DATA SHOWN:
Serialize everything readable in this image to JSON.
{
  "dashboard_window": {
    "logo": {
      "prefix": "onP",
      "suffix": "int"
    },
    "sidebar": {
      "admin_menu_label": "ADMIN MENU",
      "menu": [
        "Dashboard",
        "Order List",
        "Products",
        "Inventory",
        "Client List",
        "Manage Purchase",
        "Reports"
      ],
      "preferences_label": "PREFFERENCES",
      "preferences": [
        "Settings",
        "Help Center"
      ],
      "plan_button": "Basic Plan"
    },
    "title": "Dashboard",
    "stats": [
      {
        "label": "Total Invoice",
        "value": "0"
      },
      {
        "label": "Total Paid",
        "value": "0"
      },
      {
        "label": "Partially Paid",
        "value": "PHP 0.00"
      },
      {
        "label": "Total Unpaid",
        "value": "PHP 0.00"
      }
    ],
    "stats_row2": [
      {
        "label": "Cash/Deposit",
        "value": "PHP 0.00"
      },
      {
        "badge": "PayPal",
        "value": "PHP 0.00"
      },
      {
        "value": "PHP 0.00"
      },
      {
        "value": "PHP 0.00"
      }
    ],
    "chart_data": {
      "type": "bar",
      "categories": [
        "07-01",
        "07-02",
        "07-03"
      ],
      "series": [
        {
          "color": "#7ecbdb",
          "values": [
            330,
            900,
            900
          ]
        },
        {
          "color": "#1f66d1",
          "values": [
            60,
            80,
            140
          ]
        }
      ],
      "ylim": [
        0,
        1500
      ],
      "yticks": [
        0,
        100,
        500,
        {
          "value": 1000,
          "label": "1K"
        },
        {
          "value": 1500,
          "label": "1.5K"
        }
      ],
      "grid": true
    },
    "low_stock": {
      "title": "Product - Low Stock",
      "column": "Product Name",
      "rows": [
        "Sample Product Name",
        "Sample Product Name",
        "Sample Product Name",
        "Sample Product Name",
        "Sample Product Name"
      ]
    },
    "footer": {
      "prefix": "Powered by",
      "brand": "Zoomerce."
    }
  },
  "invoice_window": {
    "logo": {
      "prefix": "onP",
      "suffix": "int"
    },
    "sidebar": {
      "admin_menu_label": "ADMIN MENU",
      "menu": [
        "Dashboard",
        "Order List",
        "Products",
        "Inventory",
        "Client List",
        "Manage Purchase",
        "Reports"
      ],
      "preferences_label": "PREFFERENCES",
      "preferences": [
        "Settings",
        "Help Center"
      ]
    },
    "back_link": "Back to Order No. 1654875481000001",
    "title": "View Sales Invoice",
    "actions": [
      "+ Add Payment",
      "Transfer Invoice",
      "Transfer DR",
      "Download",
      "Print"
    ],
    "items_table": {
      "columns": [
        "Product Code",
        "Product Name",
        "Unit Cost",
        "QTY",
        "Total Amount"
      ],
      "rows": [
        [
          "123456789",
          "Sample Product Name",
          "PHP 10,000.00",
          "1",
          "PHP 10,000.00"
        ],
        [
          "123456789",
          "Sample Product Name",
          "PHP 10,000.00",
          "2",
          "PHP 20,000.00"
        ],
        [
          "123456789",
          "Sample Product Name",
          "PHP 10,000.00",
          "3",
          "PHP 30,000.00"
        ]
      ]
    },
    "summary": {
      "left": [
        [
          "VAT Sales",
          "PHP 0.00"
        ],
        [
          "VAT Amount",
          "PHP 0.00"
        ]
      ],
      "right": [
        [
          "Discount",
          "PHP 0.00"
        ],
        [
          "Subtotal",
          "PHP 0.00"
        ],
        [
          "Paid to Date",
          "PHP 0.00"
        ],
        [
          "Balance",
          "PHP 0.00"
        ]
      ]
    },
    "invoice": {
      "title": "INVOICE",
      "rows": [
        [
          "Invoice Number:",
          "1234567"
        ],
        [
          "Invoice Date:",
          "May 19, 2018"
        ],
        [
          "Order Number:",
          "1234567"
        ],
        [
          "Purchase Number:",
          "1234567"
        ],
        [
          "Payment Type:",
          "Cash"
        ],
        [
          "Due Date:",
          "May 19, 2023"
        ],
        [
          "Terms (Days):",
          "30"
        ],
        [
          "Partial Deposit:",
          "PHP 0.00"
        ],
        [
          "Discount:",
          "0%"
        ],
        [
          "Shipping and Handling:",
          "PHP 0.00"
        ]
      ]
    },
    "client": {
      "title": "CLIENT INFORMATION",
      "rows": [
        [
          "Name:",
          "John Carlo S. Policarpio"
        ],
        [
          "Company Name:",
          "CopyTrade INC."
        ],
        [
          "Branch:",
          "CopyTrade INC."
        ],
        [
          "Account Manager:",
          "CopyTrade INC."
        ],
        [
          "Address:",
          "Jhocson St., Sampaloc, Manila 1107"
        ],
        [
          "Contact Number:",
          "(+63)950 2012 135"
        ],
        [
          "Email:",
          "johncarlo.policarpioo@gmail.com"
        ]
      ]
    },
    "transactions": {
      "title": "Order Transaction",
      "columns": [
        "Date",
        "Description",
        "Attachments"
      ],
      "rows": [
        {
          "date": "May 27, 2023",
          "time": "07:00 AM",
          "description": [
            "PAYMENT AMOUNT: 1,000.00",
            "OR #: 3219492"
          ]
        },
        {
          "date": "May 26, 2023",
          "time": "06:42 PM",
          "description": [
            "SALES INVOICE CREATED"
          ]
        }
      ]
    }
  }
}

DO THIS: Print all of the entries exactly as they are written.

WRITTEN ANSWER:
Serialize everything readable in this image to JSON.
{
  "dashboard_window": {
    "logo": {
      "prefix": "onP",
      "suffix": "int"
    },
    "sidebar": {
      "admin_menu_label": "ADMIN MENU",
      "menu": [
        "Dashboard",
        "Order List",
        "Products",
        "Inventory",
        "Client List",
        "Manage Purchase",
        "Reports"
      ],
      "preferences_label": "PREFFERENCES",
      "preferences": [
        "Settings",
        "Help Center"
      ],
      "plan_button": "Basic Plan"
    },
    "title": "Dashboard",
    "stats": [
      {
        "label": "Total Invoice",
        "value": "0"
      },
      {
        "label": "Total Paid",
        "value": "0"
      },
      {
        "label": "Partially Paid",
        "value": "PHP 0.00"
      },
      {
        "label": "Total Unpaid",
        "value": "PHP 0.00"
      }
    ],
    "stats_row2": [
      {
        "label": "Cash/Deposit",
        "value": "PHP 0.00"
      },
      {
        "badge": "PayPal",
        "value": "PHP 0.00"
      },
      {
        "value": "PHP 0.00"
      },
      {
        "value": "PHP 0.00"
      }
    ],
    "chart_data": {
      "type": "bar",
      "categories": [
        "07-01",
        "07-02",
        "07-03"
      ],
      "series": [
        {
          "color": "#7ecbdb",
          "values": [
            330,
            900,
            900
          ]
        },
        {
          "color": "#1f66d1",
          "values": [
            60,
            80,
            140
          ]
        }
      ],
      "ylim": [
        0,
        1500
      ],
      "yticks": [
        0,
        100,
        500,
        {
          "value": 1000,
          "label": "1K"
        },
        {
          "value": 1500,
          "label": "1.5K"
        }
      ],
      "grid": true
    },
    "low_stock": {
      "title": "Product - Low Stock",
      "column": "Product Name",
      "rows": [
        "Sample Product Name",
        "Sample Product Name",
        "Sample Product Name",
        "Sample Product Name",
        "Sample Product Name"
      ]
    },
    "footer": {
      "prefix": "Powered by",
      "brand": "Zoomerce."
    }
  },
  "invoice_window": {
    "logo": {
      "prefix": "onP",
      "suffix": "int"
    },
    "sidebar": {
      "admin_menu_label": "ADMIN MENU",
      "menu": [
        "Dashboard",
        "Order List",
        "Products",
        "Inventory",
        "Client List",
        "Manage Purchase",
        "Reports"
      ],
      "preferences_label": "PREFFERENCES",
      "preferences": [
        "Settings",
        "Help Center"
      ]
    },
    "back_link": "Back to Order No. 1654875481000001",
    "title": "View Sales Invoice",
    "actions": [
      "+ Add Payment",
      "Transfer Invoice",
      "Transfer DR",
      "Download",
      "Print"
    ],
    "items_table": {
      "columns": [
        "Product Code",
        "Product Name",
        "Unit Cost",
        "QTY",
        "Total Amount"
      ],
      "rows": [
        [
          "123456789",
          "Sample Product Name",
          "PHP 10,000.00",
          "1",
          "PHP 10,000.00"
        ],
        [
          "123456789",
          "Sample Product Name",
          "PHP 10,000.00",
          "2",
          "PHP 20,000.00"
        ],
        [
          "123456789",
          "Sample Product Name",
          "PHP 10,000.00",
          "3",
          "PHP 30,000.00"
        ]
      ]
    },
    "summary": {
      "left": [
        [
          "VAT Sales",
          "PHP 0.00"
        ],
        [
          "VAT Amount",
          "PHP 0.00"
        ]
      ],
      "right": [
        [
          "Discount",
          "PHP 0.00"
        ],
        [
          "Subtotal",
          "PHP 0.00"
        ],
        [
          "Paid to Date",
          "PHP 0.00"
        ],
        [
          "Balance",
          "PHP 0.00"
        ]
      ]
    },
    "invoice": {
      "title": "INVOICE",
      "rows": [
        [
          "Invoice Number:",
          "1234567"
        ],
        [
          "Invoice Date:",
          "May 19, 2018"
        ],
        [
          "Order Number:",
          "1234567"
        ],
        [
          "Purchase Number:",
          "1234567"
        ],
        [
          "Payment Type:",
          "Cash"
        ],
        [
          "Due Date:",
          "May 19, 2023"
        ],
        [
          "Terms (Days):",
          "30"
        ],
        [
          "Partial Deposit:",
          "PHP 0.00"
        ],
        [
          "Discount:",
          "0%"
        ],
        [
          "Shipping and Handling:",
          "PHP 0.00"
        ]
      ]
    },
    "client": {
      "title": "CLIENT INFORMATION",
      "rows": [
        [
          "Name:",
          "John Carlo S. Policarpio"
        ],
        [
          "Company Name:",
          "CopyTrade INC."
        ],
        [
          "Branch:",
          "CopyTrade INC."
        ],
        [
          "Account Manager:",
          "CopyTrade INC."
        ],
        [
          "Address:",
          "Jhocson St., Sampaloc, Manila 1107"
        ],
        [
          "Contact Number:",
          "(+63)950 2012 135"
        ],
        [
          "Email:",
          "johncarlo.policarpioo@gmail.com"
        ]
      ]
    },
    "transactions": {
      "title": "Order Transaction",
      "columns": [
        "Date",
        "Description",
        "Attachments"
      ],
      "rows": [
        {
          "date": "May 27, 2023",
          "time": "07:00 AM",
          "description": [
            "PAYMENT AMOUNT: 1,000.00",
            "OR #: 3219492"
          ]
        },
        {
          "date": "May 26, 2023",
          "time": "06:42 PM",
          "description": [
            "SALES INVOICE CREATED"
          ]
        }
      ]
    }
  }
}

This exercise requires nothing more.